(Records from a dataset)

(begin)

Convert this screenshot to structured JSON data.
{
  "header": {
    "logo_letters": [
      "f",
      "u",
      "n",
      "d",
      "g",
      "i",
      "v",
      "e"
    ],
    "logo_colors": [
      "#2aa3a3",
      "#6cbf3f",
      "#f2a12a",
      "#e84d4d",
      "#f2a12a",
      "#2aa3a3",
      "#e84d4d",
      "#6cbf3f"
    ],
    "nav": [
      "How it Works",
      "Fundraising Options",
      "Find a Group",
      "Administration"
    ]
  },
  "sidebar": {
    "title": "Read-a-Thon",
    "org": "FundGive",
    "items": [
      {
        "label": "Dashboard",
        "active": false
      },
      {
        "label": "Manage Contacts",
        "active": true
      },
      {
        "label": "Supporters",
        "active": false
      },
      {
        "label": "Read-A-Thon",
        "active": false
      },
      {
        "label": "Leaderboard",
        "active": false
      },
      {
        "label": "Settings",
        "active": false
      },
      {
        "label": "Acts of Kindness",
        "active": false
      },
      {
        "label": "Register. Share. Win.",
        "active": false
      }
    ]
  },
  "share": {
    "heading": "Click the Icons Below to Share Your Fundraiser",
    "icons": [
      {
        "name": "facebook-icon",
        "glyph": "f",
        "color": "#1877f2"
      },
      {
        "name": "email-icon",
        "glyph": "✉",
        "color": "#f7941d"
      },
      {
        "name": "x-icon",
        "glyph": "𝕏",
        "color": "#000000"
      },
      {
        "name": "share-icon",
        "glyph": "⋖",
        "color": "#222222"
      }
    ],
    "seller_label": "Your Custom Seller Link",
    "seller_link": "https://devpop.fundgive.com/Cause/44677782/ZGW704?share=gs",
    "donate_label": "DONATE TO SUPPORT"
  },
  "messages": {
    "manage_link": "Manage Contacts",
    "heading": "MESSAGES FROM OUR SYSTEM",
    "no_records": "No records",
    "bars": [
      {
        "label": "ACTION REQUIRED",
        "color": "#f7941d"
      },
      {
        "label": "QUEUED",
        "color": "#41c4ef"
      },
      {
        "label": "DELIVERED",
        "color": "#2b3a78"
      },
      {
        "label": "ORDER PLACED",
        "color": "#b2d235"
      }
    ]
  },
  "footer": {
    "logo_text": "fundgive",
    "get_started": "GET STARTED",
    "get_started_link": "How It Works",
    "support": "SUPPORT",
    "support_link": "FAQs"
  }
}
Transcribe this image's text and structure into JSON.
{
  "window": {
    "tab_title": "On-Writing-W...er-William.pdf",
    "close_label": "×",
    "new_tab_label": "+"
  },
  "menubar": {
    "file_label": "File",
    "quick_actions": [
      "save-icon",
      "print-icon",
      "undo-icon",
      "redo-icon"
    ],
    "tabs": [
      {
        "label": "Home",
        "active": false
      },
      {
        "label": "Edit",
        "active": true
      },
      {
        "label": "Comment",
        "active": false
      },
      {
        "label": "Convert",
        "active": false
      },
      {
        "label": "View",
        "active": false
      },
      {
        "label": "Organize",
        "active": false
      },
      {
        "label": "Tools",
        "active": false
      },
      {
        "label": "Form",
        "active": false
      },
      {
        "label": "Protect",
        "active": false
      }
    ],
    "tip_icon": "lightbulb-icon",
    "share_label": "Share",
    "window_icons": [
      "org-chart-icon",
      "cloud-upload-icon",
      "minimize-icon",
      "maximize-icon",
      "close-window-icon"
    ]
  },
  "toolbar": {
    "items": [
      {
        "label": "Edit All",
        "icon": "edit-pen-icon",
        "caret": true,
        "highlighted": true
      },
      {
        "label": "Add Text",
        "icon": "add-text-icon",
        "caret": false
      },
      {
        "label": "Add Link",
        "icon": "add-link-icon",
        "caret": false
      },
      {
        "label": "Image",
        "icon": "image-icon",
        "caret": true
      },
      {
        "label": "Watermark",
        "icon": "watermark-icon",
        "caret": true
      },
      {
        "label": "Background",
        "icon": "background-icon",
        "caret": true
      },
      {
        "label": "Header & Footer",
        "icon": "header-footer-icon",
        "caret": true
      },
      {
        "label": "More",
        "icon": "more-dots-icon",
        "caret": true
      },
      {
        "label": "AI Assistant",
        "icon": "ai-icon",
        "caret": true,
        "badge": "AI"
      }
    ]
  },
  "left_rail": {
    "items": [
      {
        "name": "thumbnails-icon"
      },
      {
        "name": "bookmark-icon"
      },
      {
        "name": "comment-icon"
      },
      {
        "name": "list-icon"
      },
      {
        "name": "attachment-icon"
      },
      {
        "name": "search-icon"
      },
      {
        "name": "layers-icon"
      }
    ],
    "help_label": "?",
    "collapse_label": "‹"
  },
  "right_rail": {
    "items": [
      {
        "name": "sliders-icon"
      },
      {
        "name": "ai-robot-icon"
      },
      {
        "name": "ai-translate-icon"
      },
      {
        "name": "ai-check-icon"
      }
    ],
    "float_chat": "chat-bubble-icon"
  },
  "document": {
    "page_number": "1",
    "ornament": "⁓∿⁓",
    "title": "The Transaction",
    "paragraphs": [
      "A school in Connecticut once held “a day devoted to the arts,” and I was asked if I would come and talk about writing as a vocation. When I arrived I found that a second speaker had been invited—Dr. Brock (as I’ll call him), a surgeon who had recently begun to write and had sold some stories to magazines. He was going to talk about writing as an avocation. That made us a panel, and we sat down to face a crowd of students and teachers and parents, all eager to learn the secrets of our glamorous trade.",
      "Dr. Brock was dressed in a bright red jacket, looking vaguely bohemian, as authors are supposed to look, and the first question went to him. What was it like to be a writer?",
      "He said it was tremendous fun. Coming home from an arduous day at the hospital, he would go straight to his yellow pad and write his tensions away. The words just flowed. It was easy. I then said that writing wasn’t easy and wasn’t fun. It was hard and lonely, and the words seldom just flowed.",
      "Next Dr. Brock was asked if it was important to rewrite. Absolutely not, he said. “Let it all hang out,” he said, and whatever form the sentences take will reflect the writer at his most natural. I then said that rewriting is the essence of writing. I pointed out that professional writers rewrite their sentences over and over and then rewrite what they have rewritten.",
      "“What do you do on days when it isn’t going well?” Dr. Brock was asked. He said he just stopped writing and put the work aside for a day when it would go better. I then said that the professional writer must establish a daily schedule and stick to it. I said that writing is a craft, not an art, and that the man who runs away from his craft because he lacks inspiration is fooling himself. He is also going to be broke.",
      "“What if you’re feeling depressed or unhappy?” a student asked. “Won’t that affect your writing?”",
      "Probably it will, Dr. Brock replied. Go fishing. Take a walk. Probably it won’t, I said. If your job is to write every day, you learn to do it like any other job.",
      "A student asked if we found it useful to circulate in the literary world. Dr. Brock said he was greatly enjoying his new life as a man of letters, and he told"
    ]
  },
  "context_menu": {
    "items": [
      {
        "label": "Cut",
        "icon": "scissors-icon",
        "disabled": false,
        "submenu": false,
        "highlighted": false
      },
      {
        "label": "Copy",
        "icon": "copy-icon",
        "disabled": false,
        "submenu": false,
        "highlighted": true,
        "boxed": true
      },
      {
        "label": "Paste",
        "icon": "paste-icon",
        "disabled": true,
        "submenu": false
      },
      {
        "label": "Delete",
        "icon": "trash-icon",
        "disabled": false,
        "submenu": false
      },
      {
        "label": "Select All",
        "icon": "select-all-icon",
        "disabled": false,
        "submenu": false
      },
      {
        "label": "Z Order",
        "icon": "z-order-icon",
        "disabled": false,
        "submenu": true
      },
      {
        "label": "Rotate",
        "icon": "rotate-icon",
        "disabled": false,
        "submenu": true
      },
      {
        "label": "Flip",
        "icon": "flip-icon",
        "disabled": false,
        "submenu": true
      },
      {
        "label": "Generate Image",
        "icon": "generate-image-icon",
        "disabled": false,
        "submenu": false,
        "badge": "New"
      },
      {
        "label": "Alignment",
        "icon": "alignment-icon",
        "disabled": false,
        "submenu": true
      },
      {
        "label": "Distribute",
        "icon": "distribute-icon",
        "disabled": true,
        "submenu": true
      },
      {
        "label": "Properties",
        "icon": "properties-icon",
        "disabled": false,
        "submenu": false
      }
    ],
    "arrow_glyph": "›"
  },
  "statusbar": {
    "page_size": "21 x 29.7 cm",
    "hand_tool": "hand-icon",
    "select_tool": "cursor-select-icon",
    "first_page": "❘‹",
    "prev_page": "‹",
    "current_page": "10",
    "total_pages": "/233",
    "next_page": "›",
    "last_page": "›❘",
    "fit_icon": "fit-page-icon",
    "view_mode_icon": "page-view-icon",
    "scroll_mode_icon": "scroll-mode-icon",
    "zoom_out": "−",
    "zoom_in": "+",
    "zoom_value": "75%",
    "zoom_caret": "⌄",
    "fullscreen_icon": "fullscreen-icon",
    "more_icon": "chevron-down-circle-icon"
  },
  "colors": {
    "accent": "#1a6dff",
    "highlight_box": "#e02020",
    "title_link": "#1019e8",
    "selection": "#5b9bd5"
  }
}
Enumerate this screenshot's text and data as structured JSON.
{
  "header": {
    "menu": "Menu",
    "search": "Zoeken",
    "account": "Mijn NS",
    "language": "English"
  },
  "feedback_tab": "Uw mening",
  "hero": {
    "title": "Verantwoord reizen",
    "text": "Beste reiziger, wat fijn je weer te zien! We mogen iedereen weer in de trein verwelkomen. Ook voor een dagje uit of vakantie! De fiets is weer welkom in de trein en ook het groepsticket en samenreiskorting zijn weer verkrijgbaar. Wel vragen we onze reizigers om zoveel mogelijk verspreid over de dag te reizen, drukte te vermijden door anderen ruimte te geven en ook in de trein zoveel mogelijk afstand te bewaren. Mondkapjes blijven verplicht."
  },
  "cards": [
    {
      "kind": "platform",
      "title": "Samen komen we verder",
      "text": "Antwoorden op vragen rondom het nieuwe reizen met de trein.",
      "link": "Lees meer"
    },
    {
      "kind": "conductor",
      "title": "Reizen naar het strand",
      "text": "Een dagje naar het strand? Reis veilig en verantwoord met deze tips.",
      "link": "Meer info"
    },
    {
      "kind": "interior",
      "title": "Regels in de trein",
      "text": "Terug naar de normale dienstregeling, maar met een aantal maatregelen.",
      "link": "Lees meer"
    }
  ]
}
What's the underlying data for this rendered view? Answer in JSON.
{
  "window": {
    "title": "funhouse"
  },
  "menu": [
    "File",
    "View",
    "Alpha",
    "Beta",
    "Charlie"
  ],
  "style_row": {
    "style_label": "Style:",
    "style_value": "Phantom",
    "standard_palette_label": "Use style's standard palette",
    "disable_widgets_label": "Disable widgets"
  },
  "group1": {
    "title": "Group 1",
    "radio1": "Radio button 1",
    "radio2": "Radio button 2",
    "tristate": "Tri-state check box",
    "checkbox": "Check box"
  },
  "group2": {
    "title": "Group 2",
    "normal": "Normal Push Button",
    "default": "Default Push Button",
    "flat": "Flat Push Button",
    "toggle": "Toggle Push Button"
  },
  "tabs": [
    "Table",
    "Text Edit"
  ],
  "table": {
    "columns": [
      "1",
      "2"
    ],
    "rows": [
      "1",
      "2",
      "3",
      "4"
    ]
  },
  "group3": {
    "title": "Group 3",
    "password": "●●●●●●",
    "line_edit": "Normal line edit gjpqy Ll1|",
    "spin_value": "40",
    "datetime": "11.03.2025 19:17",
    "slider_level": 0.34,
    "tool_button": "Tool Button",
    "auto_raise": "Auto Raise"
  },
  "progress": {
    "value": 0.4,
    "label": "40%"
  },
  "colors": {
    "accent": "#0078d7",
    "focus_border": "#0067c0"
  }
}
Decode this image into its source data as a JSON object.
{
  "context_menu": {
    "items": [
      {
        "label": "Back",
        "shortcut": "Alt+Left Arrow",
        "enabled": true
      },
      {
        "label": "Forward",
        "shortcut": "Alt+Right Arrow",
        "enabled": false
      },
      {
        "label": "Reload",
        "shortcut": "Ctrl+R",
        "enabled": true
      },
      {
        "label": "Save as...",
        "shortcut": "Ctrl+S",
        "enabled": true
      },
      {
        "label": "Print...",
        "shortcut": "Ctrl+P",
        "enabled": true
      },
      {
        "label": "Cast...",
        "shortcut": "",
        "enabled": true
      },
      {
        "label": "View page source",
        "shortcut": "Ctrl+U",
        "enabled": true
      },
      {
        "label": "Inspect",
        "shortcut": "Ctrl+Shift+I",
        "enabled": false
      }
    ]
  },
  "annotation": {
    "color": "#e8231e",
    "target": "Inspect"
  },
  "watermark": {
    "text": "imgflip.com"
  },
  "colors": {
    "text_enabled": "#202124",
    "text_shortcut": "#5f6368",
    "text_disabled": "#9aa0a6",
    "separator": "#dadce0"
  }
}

(end)

Scan the material above for the word "naar". Copy each line where it occurs.

» COMPLETE RESPONSE:
      "title": "Reizen naar het strand",
      "text": "Een dagje naar het strand? Reis veilig en verantwoord met deze tips.",
      "text": "Terug naar de normale dienstregeling, maar met een aantal maatregelen.",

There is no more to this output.